• **Required work**: Reproduce the lines of the material exactly, excluding every image.

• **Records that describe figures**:
--

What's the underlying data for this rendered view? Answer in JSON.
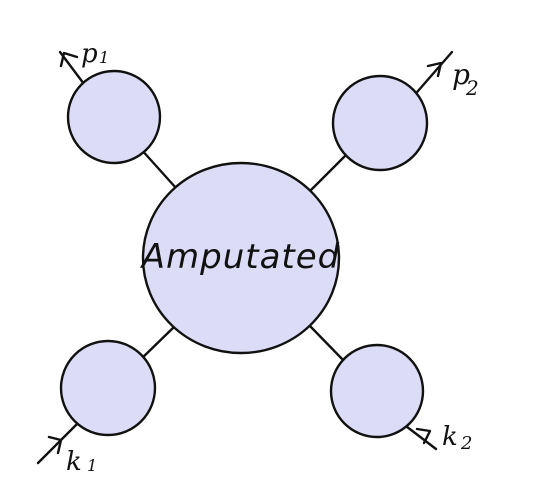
{
  "diagram": {
    "center_label": "Amputated",
    "momenta": {
      "p1": "p",
      "p1_sub": "1",
      "p2": "p",
      "p2_sub": "2",
      "k1": "k",
      "k1_sub": "1",
      "k2": "k",
      "k2_sub": "2"
    }
  },
  "colors": {
    "blob_fill": "#dcdcf7",
    "stroke": "#111111",
    "background": "#ffffff"
  }
}
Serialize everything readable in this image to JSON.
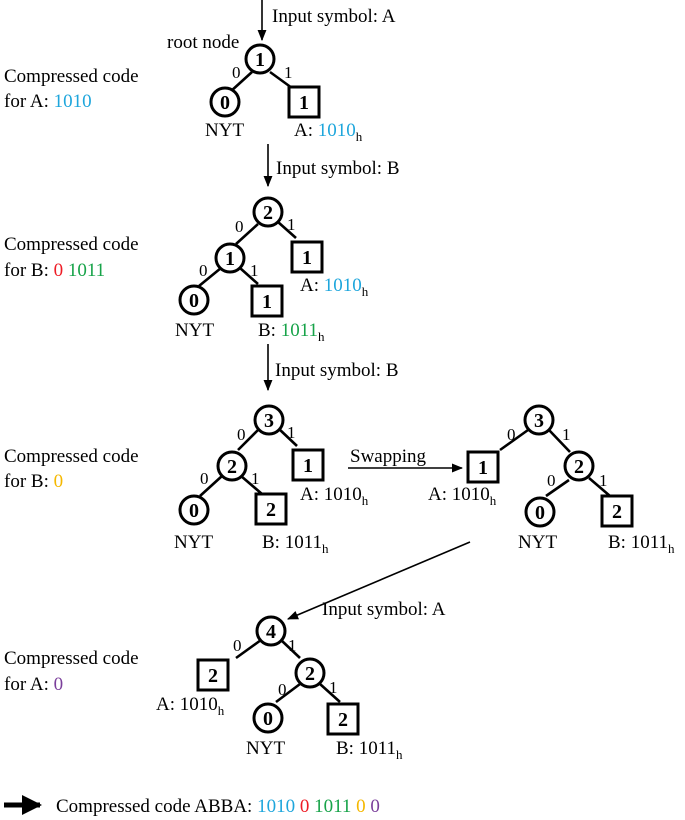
{
  "colors": {
    "blue": "#1ea6dc",
    "red": "#ee1c25",
    "green": "#17a349",
    "orange": "#f5b800",
    "purple": "#7b3f9b",
    "black": "#000000"
  },
  "steps": [
    {
      "input_label": "Input symbol: A",
      "code_line1": "Compressed code",
      "code_prefix": "for A: ",
      "code_parts": [
        {
          "text": "1010",
          "color": "blue"
        }
      ],
      "root_label": "root node",
      "nodes": {
        "root": "1",
        "nyt": "0",
        "a": "1"
      },
      "edge_bits": {
        "left": "0",
        "right": "1"
      },
      "nyt_label": "NYT",
      "a_label_prefix": "A: ",
      "a_code": "1010",
      "hex_sub": "h"
    },
    {
      "input_label": "Input symbol: B",
      "code_line1": "Compressed code",
      "code_prefix": "for B: ",
      "code_parts": [
        {
          "text": "0",
          "color": "red"
        },
        {
          "text": "1011",
          "color": "green"
        }
      ],
      "nodes": {
        "root": "2",
        "inner": "1",
        "a": "1",
        "nyt": "0",
        "b": "1"
      },
      "edge_bits": {
        "root_left": "0",
        "root_right": "1",
        "inner_left": "0",
        "inner_right": "1"
      },
      "nyt_label": "NYT",
      "a_label_prefix": "A: ",
      "a_code": "1010",
      "b_label_prefix": "B: ",
      "b_code": "1011",
      "hex_sub": "h"
    },
    {
      "input_label": "Input symbol: B",
      "code_line1": "Compressed code",
      "code_prefix": "for B: ",
      "code_parts": [
        {
          "text": "0",
          "color": "orange"
        }
      ],
      "nodes": {
        "root": "3",
        "inner": "2",
        "a": "1",
        "nyt": "0",
        "b": "2"
      },
      "edge_bits": {
        "root_left": "0",
        "root_right": "1",
        "inner_left": "0",
        "inner_right": "1"
      },
      "nyt_label": "NYT",
      "a_label": "A: 1010",
      "b_label": "B: 1011",
      "hex_sub": "h",
      "swap_label": "Swapping",
      "swapped": {
        "nodes": {
          "root": "3",
          "a": "1",
          "inner": "2",
          "nyt": "0",
          "b": "2"
        },
        "edge_bits": {
          "root_left": "0",
          "root_right": "1",
          "inner_left": "0",
          "inner_right": "1"
        },
        "a_label": "A: 1010",
        "nyt_label": "NYT",
        "b_label": "B: 1011",
        "hex_sub": "h"
      }
    },
    {
      "input_label": "Input symbol: A",
      "code_line1": "Compressed code",
      "code_prefix": "for A: ",
      "code_parts": [
        {
          "text": "0",
          "color": "purple"
        }
      ],
      "nodes": {
        "root": "4",
        "a": "2",
        "inner": "2",
        "nyt": "0",
        "b": "2"
      },
      "edge_bits": {
        "root_left": "0",
        "root_right": "1",
        "inner_left": "0",
        "inner_right": "1"
      },
      "a_label": "A: 1010",
      "nyt_label": "NYT",
      "b_label": "B: 1011",
      "hex_sub": "h"
    }
  ],
  "final": {
    "prefix": "Compressed code ABBA: ",
    "parts": [
      {
        "text": "1010",
        "color": "blue"
      },
      {
        "text": "0",
        "color": "red"
      },
      {
        "text": "1011",
        "color": "green"
      },
      {
        "text": "0",
        "color": "orange"
      },
      {
        "text": "0",
        "color": "purple"
      }
    ]
  }
}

--

• **Exercise solution**:
What's the underlying data for this rendered view? Answer in JSON.
{
  "diagram": {
    "center_label": "Amputated",
    "momenta": {
      "p1": "p",
      "p1_sub": "1",
      "p2": "p",
      "p2_sub": "2",
      "k1": "k",
      "k1_sub": "1",
      "k2": "k",
      "k2_sub": "2"
    }
  },
  "colors": {
    "blob_fill": "#dcdcf7",
    "stroke": "#111111",
    "background": "#ffffff"
  }
}
Serialize everything readable in this image to JSON.
{
  "colors": {
    "blue": "#1ea6dc",
    "red": "#ee1c25",
    "green": "#17a349",
    "orange": "#f5b800",
    "purple": "#7b3f9b",
    "black": "#000000"
  },
  "steps": [
    {
      "input_label": "Input symbol: A",
      "code_line1": "Compressed code",
      "code_prefix": "for A: ",
      "code_parts": [
        {
          "text": "1010",
          "color": "blue"
        }
      ],
      "root_label": "root node",
      "nodes": {
        "root": "1",
        "nyt": "0",
        "a": "1"
      },
      "edge_bits": {
        "left": "0",
        "right": "1"
      },
      "nyt_label": "NYT",
      "a_label_prefix": "A: ",
      "a_code": "1010",
      "hex_sub": "h"
    },
    {
      "input_label": "Input symbol: B",
      "code_line1": "Compressed code",
      "code_prefix": "for B: ",
      "code_parts": [
        {
          "text": "0",
          "color": "red"
        },
        {
          "text": "1011",
          "color": "green"
        }
      ],
      "nodes": {
        "root": "2",
        "inner": "1",
        "a": "1",
        "nyt": "0",
        "b": "1"
      },
      "edge_bits": {
        "root_left": "0",
        "root_right": "1",
        "inner_left": "0",
        "inner_right": "1"
      },
      "nyt_label": "NYT",
      "a_label_prefix": "A: ",
      "a_code": "1010",
      "b_label_prefix": "B: ",
      "b_code": "1011",
      "hex_sub": "h"
    },
    {
      "input_label": "Input symbol: B",
      "code_line1": "Compressed code",
      "code_prefix": "for B: ",
      "code_parts": [
        {
          "text": "0",
          "color": "orange"
        }
      ],
      "nodes": {
        "root": "3",
        "inner": "2",
        "a": "1",
        "nyt": "0",
        "b": "2"
      },
      "edge_bits": {
        "root_left": "0",
        "root_right": "1",
        "inner_left": "0",
        "inner_right": "1"
      },
      "nyt_label": "NYT",
      "a_label": "A: 1010",
      "b_label": "B: 1011",
      "hex_sub": "h",
      "swap_label": "Swapping",
      "swapped": {
        "nodes": {
          "root": "3",
          "a": "1",
          "inner": "2",
          "nyt": "0",
          "b": "2"
        },
        "edge_bits": {
          "root_left": "0",
          "root_right": "1",
          "inner_left": "0",
          "inner_right": "1"
        },
        "a_label": "A: 1010",
        "nyt_label": "NYT",
        "b_label": "B: 1011",
        "hex_sub": "h"
      }
    },
    {
      "input_label": "Input symbol: A",
      "code_line1": "Compressed code",
      "code_prefix": "for A: ",
      "code_parts": [
        {
          "text": "0",
          "color": "purple"
        }
      ],
      "nodes": {
        "root": "4",
        "a": "2",
        "inner": "2",
        "nyt": "0",
        "b": "2"
      },
      "edge_bits": {
        "root_left": "0",
        "root_right": "1",
        "inner_left": "0",
        "inner_right": "1"
      },
      "a_label": "A: 1010",
      "nyt_label": "NYT",
      "b_label": "B: 1011",
      "hex_sub": "h"
    }
  ],
  "final": {
    "prefix": "Compressed code ABBA: ",
    "parts": [
      {
        "text": "1010",
        "color": "blue"
      },
      {
        "text": "0",
        "color": "red"
      },
      {
        "text": "1011",
        "color": "green"
      },
      {
        "text": "0",
        "color": "orange"
      },
      {
        "text": "0",
        "color": "purple"
      }
    ]
  }
}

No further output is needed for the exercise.